[Records]

==================================================

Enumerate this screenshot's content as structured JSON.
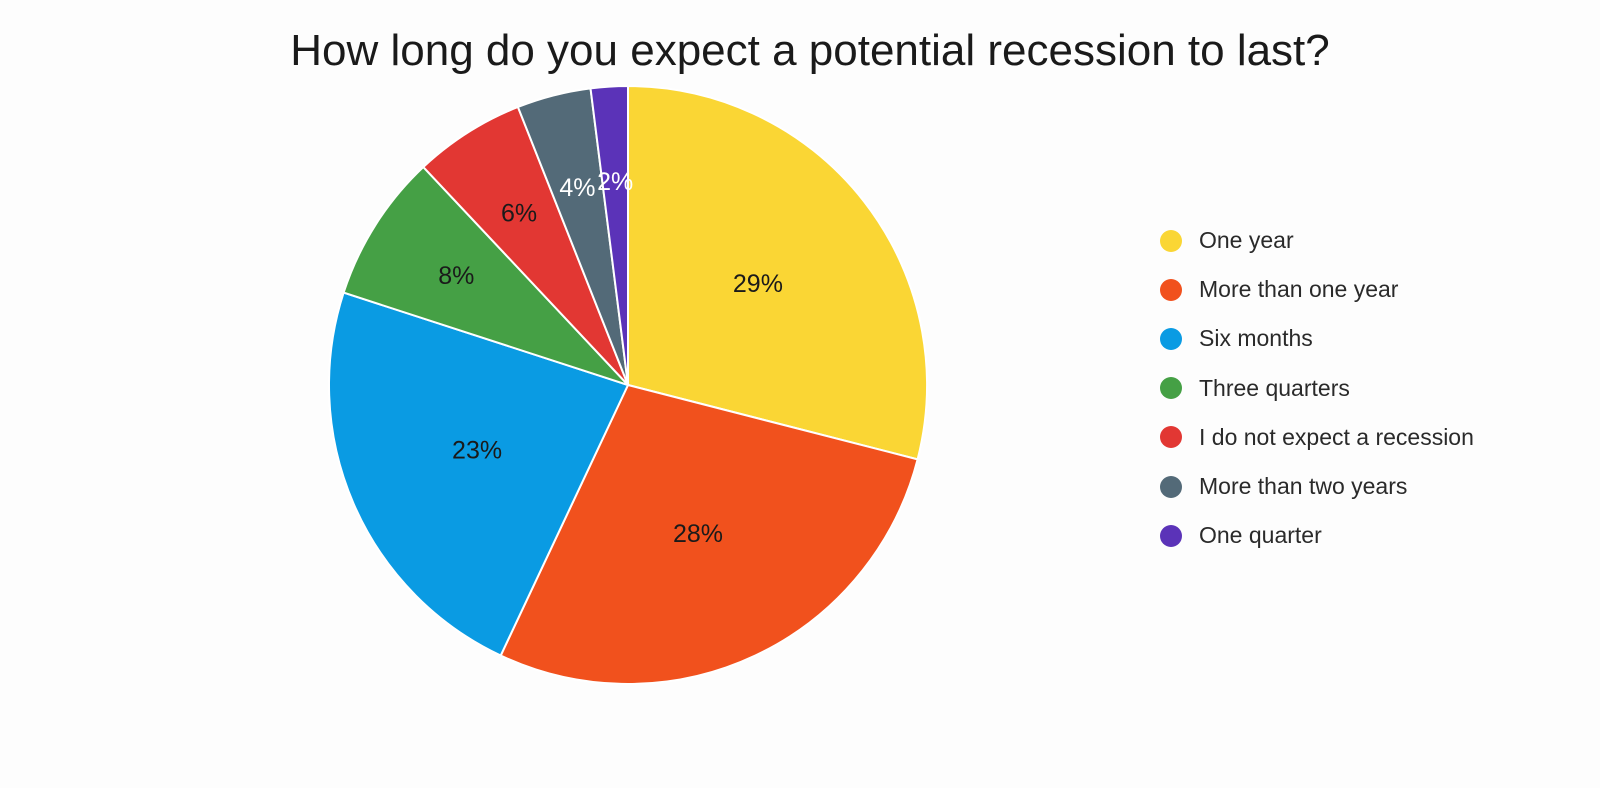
{
  "chart_data": {
    "type": "pie",
    "title": "How long do you expect a potential recession to last?",
    "legend_position": "right",
    "slices": [
      {
        "label": "One year",
        "value": 29,
        "display": "29%",
        "color": "#fad634",
        "label_color": "#1a1a1a"
      },
      {
        "label": "More than one year",
        "value": 28,
        "display": "28%",
        "color": "#f1511d",
        "label_color": "#1a1a1a"
      },
      {
        "label": "Six months",
        "value": 23,
        "display": "23%",
        "color": "#0a9be3",
        "label_color": "#1a1a1a"
      },
      {
        "label": "Three quarters",
        "value": 8,
        "display": "8%",
        "color": "#45a045",
        "label_color": "#1a1a1a"
      },
      {
        "label": "I do not expect a recession",
        "value": 6,
        "display": "6%",
        "color": "#e23733",
        "label_color": "#1a1a1a"
      },
      {
        "label": "More than two years",
        "value": 4,
        "display": "4%",
        "color": "#536a78",
        "label_color": "#ffffff"
      },
      {
        "label": "One quarter",
        "value": 2,
        "display": "2%",
        "color": "#5b33b8",
        "label_color": "#ffffff"
      }
    ]
  }
}
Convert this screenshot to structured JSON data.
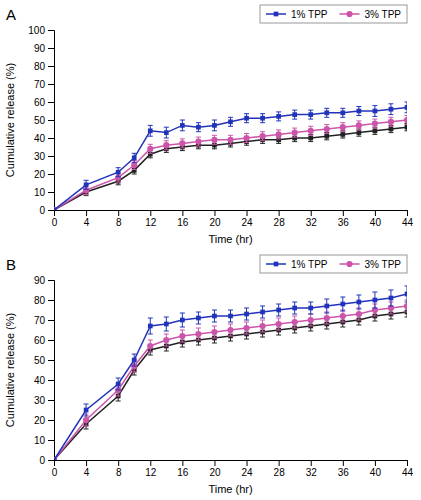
{
  "chart_data": [
    {
      "type": "line",
      "title": "A",
      "xlabel": "Time (hr)",
      "ylabel": "Cumulative release (%)",
      "x": [
        0,
        4,
        8,
        10,
        12,
        14,
        16,
        18,
        20,
        22,
        24,
        26,
        28,
        30,
        32,
        34,
        36,
        38,
        40,
        42,
        44
      ],
      "series": [
        {
          "color": "#222222",
          "marker": "square",
          "values": [
            0,
            10,
            16,
            22,
            31,
            34,
            35,
            36,
            36,
            37,
            38,
            39,
            39,
            40,
            40,
            41,
            42,
            43,
            44,
            45,
            46
          ],
          "errors": [
            0,
            2,
            2,
            2,
            2,
            2,
            2,
            2,
            2,
            2,
            2,
            2,
            2,
            2,
            2,
            2,
            2,
            2,
            2,
            2,
            2
          ]
        },
        {
          "name": "3% TPP",
          "color": "#CC55AA",
          "marker": "circle",
          "values": [
            0,
            11,
            18,
            25,
            34,
            36,
            37,
            38,
            39,
            39,
            40,
            41,
            42,
            43,
            44,
            45,
            46,
            47,
            48,
            49,
            50
          ],
          "errors": [
            0,
            2.5,
            2.5,
            2.5,
            2.5,
            2.5,
            2.5,
            2.5,
            2.5,
            2.5,
            2.5,
            2.5,
            2.5,
            2.5,
            2.5,
            2.5,
            2.5,
            2.5,
            2.5,
            2.5,
            2.5
          ]
        },
        {
          "name": "1% TPP",
          "color": "#2233BB",
          "marker": "square",
          "values": [
            0,
            14,
            21,
            29,
            44,
            43,
            47,
            46,
            47,
            49,
            51,
            51,
            52,
            53,
            53,
            54,
            54,
            55,
            55,
            56,
            57
          ],
          "errors": [
            0,
            2.5,
            2.5,
            2.5,
            3,
            3,
            3,
            2.5,
            3,
            2.5,
            2.5,
            2.5,
            2.5,
            2.5,
            2.5,
            2.5,
            2.5,
            2.5,
            3,
            3,
            3
          ]
        }
      ],
      "xlim": [
        0,
        44
      ],
      "xticks": [
        0,
        4,
        8,
        12,
        16,
        20,
        24,
        28,
        32,
        36,
        40,
        44
      ],
      "ylim": [
        0,
        100
      ],
      "yticks": [
        0,
        10,
        20,
        30,
        40,
        50,
        60,
        70,
        80,
        90,
        100
      ],
      "grid": false,
      "legend": "upper right"
    },
    {
      "type": "line",
      "title": "B",
      "xlabel": "Time (hr)",
      "ylabel": "Cumulative release (%)",
      "x": [
        0,
        4,
        8,
        10,
        12,
        14,
        16,
        18,
        20,
        22,
        24,
        26,
        28,
        30,
        32,
        34,
        36,
        38,
        40,
        42,
        44
      ],
      "series": [
        {
          "color": "#222222",
          "marker": "square",
          "values": [
            0,
            18,
            32,
            45,
            55,
            57,
            59,
            60,
            61,
            62,
            63,
            64,
            65,
            66,
            67,
            68,
            69,
            70,
            72,
            73,
            74
          ],
          "errors": [
            0,
            2.5,
            2.5,
            2.5,
            2.5,
            2.5,
            2.5,
            2.5,
            2.5,
            2.5,
            2.5,
            2.5,
            2.5,
            2.5,
            2.5,
            2.5,
            2.5,
            2.5,
            2.5,
            2.5,
            2.5
          ]
        },
        {
          "name": "3% TPP",
          "color": "#CC55AA",
          "marker": "circle",
          "values": [
            0,
            20,
            35,
            47,
            57,
            60,
            62,
            63,
            64,
            65,
            66,
            67,
            68,
            69,
            70,
            71,
            72,
            73,
            75,
            76,
            77
          ],
          "errors": [
            0,
            3,
            3,
            3,
            3,
            3,
            3,
            3,
            3,
            3,
            3,
            3,
            3,
            3,
            3,
            3,
            3,
            3,
            3,
            3,
            3
          ]
        },
        {
          "name": "1% TPP",
          "color": "#2233BB",
          "marker": "square",
          "values": [
            0,
            25,
            38,
            50,
            67,
            68,
            70,
            71,
            72,
            72,
            73,
            74,
            75,
            76,
            76,
            77,
            78,
            79,
            80,
            81,
            83
          ],
          "errors": [
            0,
            3,
            3,
            3,
            4,
            3.5,
            3.5,
            3,
            3,
            3,
            3,
            3,
            3,
            3,
            3,
            3.5,
            3.5,
            3.5,
            4,
            4,
            4
          ]
        }
      ],
      "xlim": [
        0,
        44
      ],
      "xticks": [
        0,
        4,
        8,
        12,
        16,
        20,
        24,
        28,
        32,
        36,
        40,
        44
      ],
      "ylim": [
        0,
        90
      ],
      "yticks": [
        0,
        10,
        20,
        30,
        40,
        50,
        60,
        70,
        80,
        90
      ],
      "grid": false,
      "legend": "upper right"
    }
  ]
}
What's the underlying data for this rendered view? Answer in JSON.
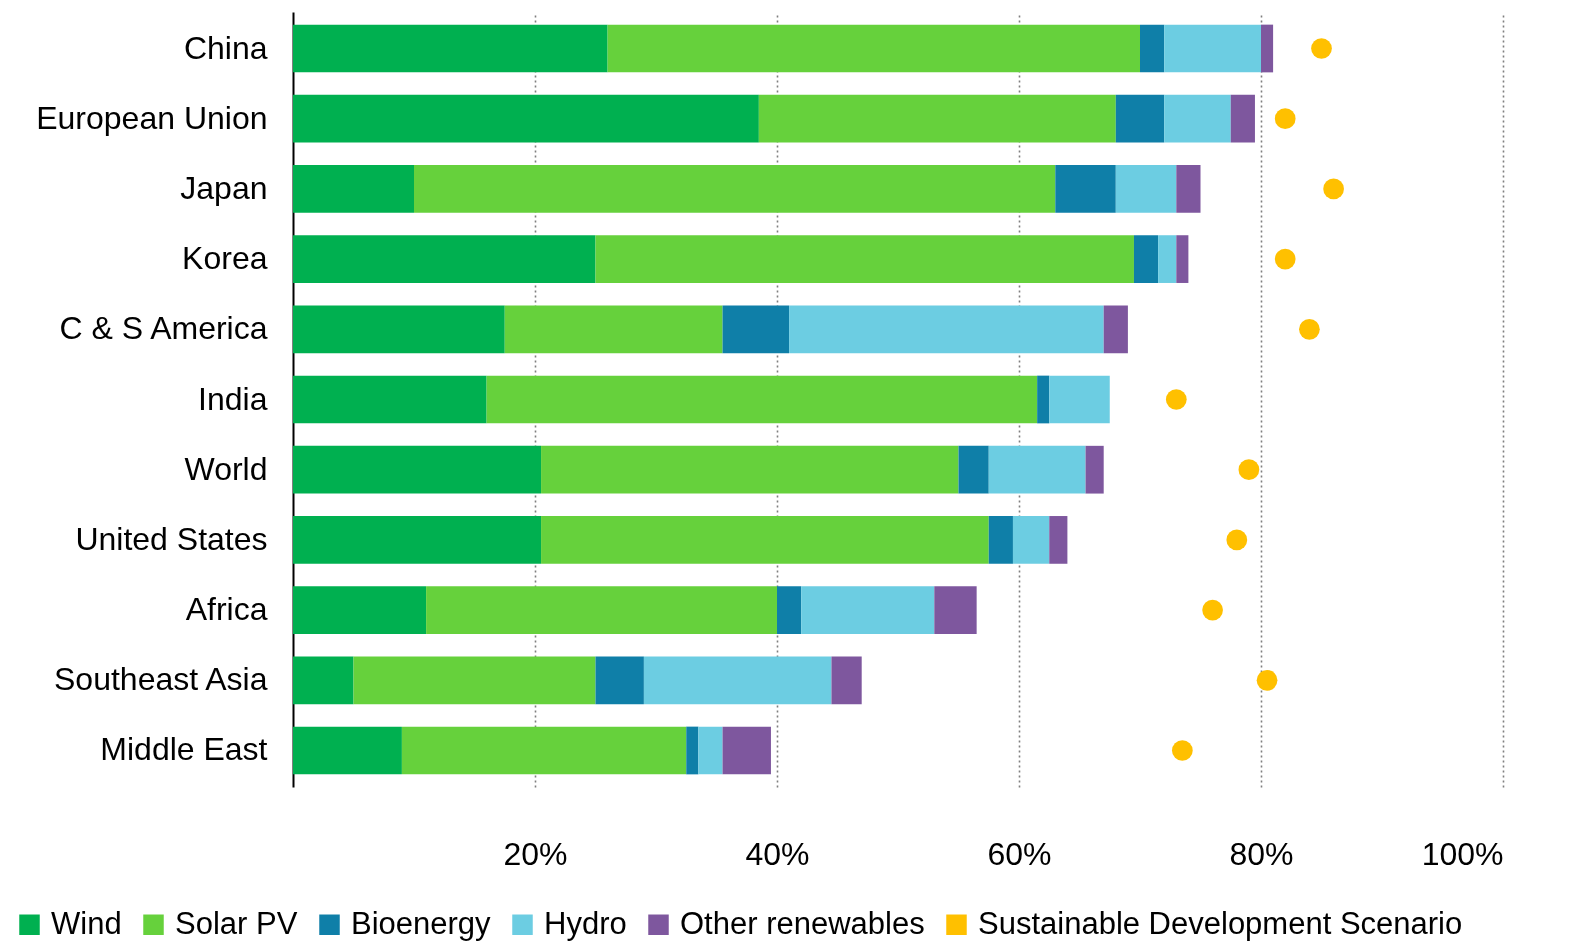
{
  "chart_data": {
    "type": "bar",
    "orientation": "horizontal",
    "stacked": true,
    "categories": [
      "China",
      "European Union",
      "Japan",
      "Korea",
      "C & S America",
      "India",
      "World",
      "United States",
      "Africa",
      "Southeast Asia",
      "Middle East"
    ],
    "series": [
      {
        "name": "Wind",
        "color": "#00b050",
        "values": [
          26,
          38.5,
          10,
          25,
          17.5,
          16,
          20.5,
          20.5,
          11,
          5,
          9
        ]
      },
      {
        "name": "Solar PV",
        "color": "#66d13c",
        "values": [
          44,
          29.5,
          53,
          44.5,
          18,
          45.5,
          34.5,
          37,
          29,
          20,
          23.5
        ]
      },
      {
        "name": "Bioenergy",
        "color": "#0f7fa8",
        "values": [
          2,
          4,
          5,
          2,
          5.5,
          1,
          2.5,
          2,
          2,
          4,
          1
        ]
      },
      {
        "name": "Hydro",
        "color": "#6ccde2",
        "values": [
          8,
          5.5,
          5,
          1.5,
          26,
          5,
          8,
          3,
          11,
          15.5,
          2
        ]
      },
      {
        "name": "Other renewables",
        "color": "#7e579e",
        "values": [
          1,
          2,
          2,
          1,
          2,
          null,
          1.5,
          1.5,
          3.5,
          2.5,
          4
        ]
      },
      {
        "name": "Sustainable Development Scenario",
        "type": "scatter",
        "marker": "circle",
        "color": "#ffc000",
        "x": [
          "China",
          "European Union",
          "Japan",
          "Korea",
          "C & S America",
          "India",
          "World",
          "United States",
          "Africa",
          "Southeast Asia",
          "Middle East"
        ],
        "values": [
          85,
          82,
          86,
          82,
          84,
          73,
          79,
          78,
          76,
          80.5,
          73.5
        ]
      }
    ],
    "xlim": [
      0,
      100
    ],
    "xticks": [
      {
        "value": 20,
        "label": "20%"
      },
      {
        "value": 40,
        "label": "40%"
      },
      {
        "value": 60,
        "label": "60%"
      },
      {
        "value": 80,
        "label": "80%"
      },
      {
        "value": 100,
        "label": "100%"
      }
    ],
    "grid": "x",
    "legend": "bottom"
  }
}
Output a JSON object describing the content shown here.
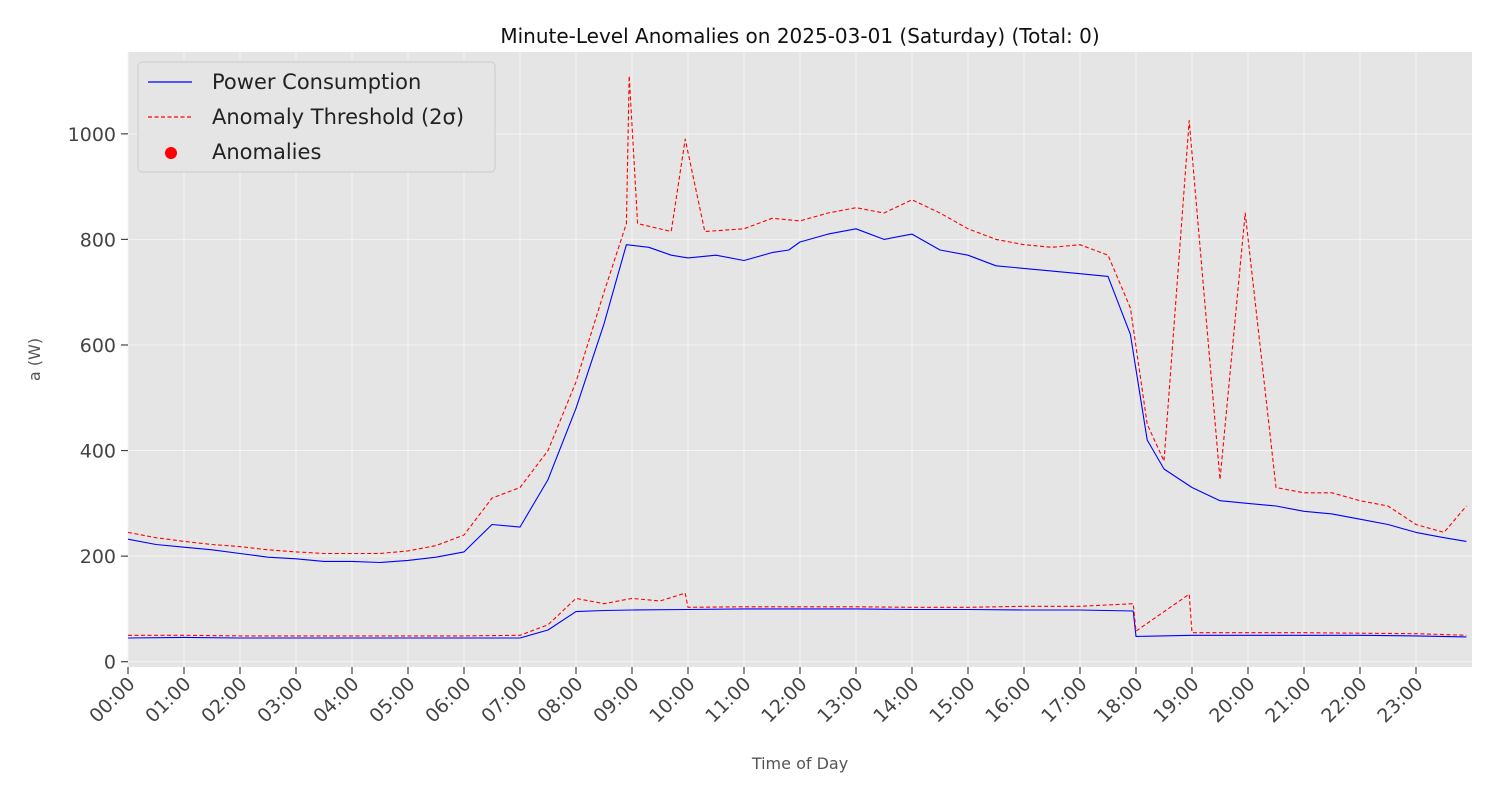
{
  "chart_data": {
    "type": "line",
    "title": "Minute-Level Anomalies on 2025-03-01 (Saturday) (Total: 0)",
    "xlabel": "Time of Day",
    "ylabel": "a (W)",
    "xlim": [
      0,
      24
    ],
    "ylim": [
      -10,
      1155
    ],
    "grid": true,
    "legend_position": "top-left",
    "x_ticks": [
      "00:00",
      "01:00",
      "02:00",
      "03:00",
      "04:00",
      "05:00",
      "06:00",
      "07:00",
      "08:00",
      "09:00",
      "10:00",
      "11:00",
      "12:00",
      "13:00",
      "14:00",
      "15:00",
      "16:00",
      "17:00",
      "18:00",
      "19:00",
      "20:00",
      "21:00",
      "22:00",
      "23:00"
    ],
    "y_ticks": [
      0,
      200,
      400,
      600,
      800,
      1000
    ],
    "legend": {
      "power": "Power Consumption",
      "threshold": "Anomaly Threshold (2σ)",
      "anomalies": "Anomalies"
    },
    "colors": {
      "power": "#0000ff",
      "threshold": "#ff0000",
      "anomalies": "#ff0000",
      "plot_bg": "#e5e5e5",
      "grid": "#f4f4f4"
    },
    "series": [
      {
        "name": "Power Consumption",
        "x": [
          0,
          0.5,
          1,
          1.5,
          2,
          2.5,
          3,
          3.5,
          4,
          4.5,
          5,
          5.5,
          6,
          6.5,
          7,
          7.5,
          8,
          8.5,
          8.9,
          9.3,
          9.7,
          10,
          10.5,
          11,
          11.5,
          11.8,
          12,
          12.5,
          13,
          13.5,
          14,
          14.5,
          15,
          15.5,
          16,
          16.5,
          17,
          17.5,
          17.9,
          18.2,
          18.5,
          19,
          19.5,
          20,
          20.5,
          21,
          21.5,
          22,
          22.5,
          23,
          23.5,
          23.9
        ],
        "values": [
          232,
          222,
          217,
          212,
          205,
          198,
          195,
          190,
          190,
          188,
          192,
          198,
          208,
          260,
          255,
          345,
          480,
          640,
          790,
          785,
          770,
          765,
          770,
          760,
          775,
          780,
          795,
          810,
          820,
          800,
          810,
          780,
          770,
          750,
          745,
          740,
          735,
          730,
          620,
          420,
          365,
          330,
          305,
          300,
          295,
          285,
          280,
          270,
          260,
          245,
          235,
          228
        ]
      },
      {
        "name": "Anomaly Threshold (2σ)",
        "x": [
          0,
          0.5,
          1,
          1.5,
          2,
          2.5,
          3,
          3.5,
          4,
          4.5,
          5,
          5.5,
          6,
          6.5,
          7,
          7.5,
          8,
          8.5,
          8.9,
          8.95,
          9.1,
          9.7,
          9.95,
          10.3,
          11,
          11.5,
          12,
          12.5,
          13,
          13.5,
          14,
          14.5,
          15,
          15.5,
          16,
          16.5,
          17,
          17.5,
          17.9,
          18.2,
          18.5,
          18.95,
          19.5,
          19.95,
          20.5,
          21,
          21.5,
          22,
          22.5,
          23,
          23.5,
          23.9
        ],
        "values": [
          245,
          235,
          228,
          222,
          218,
          212,
          208,
          205,
          205,
          205,
          210,
          220,
          240,
          310,
          330,
          400,
          530,
          700,
          830,
          1110,
          830,
          815,
          990,
          815,
          820,
          840,
          835,
          850,
          860,
          850,
          875,
          850,
          820,
          800,
          790,
          785,
          790,
          770,
          670,
          450,
          380,
          1025,
          345,
          850,
          330,
          320,
          320,
          305,
          295,
          260,
          245,
          295
        ]
      },
      {
        "name": "Power Consumption",
        "x": [
          0,
          1,
          2,
          3,
          4,
          5,
          6,
          7,
          7.5,
          8,
          8.5,
          9,
          10,
          11,
          12,
          13,
          14,
          15,
          16,
          17,
          17.95,
          18,
          19,
          20,
          21,
          22,
          23,
          23.9
        ],
        "values": [
          45,
          46,
          45,
          45,
          45,
          45,
          45,
          45,
          60,
          95,
          97,
          98,
          99,
          100,
          100,
          100,
          99,
          99,
          98,
          98,
          96,
          48,
          50,
          50,
          50,
          50,
          49,
          47
        ]
      },
      {
        "name": "Anomaly Threshold (2σ)",
        "x": [
          0,
          1,
          2,
          3,
          4,
          5,
          6,
          7,
          7.5,
          8,
          8.5,
          9,
          9.5,
          9.95,
          10,
          11,
          12,
          13,
          14,
          15,
          16,
          17,
          17.95,
          18,
          18.95,
          19,
          20,
          21,
          22,
          23,
          23.9
        ],
        "values": [
          50,
          50,
          49,
          49,
          49,
          49,
          49,
          50,
          70,
          120,
          110,
          120,
          115,
          130,
          103,
          104,
          104,
          104,
          103,
          103,
          105,
          105,
          110,
          58,
          128,
          55,
          55,
          55,
          54,
          53,
          50
        ]
      }
    ],
    "anomaly_points": []
  }
}
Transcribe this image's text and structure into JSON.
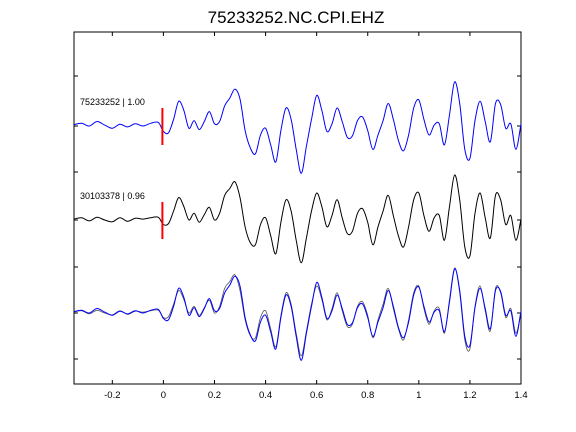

==================================================

TASK OBJECTIVE |
Each line in the entries above that includes the string "JSON" should be extracted.

THE SOLUTION |
Enumerate this screenshot's content as structured JSON.
Convert this screenshot to structured JSON data.
What's the underlying data for this rendered view? Answer in JSON.
Output a JSON object describing the content shown here.
Transcribe this image's text and structure into JSON.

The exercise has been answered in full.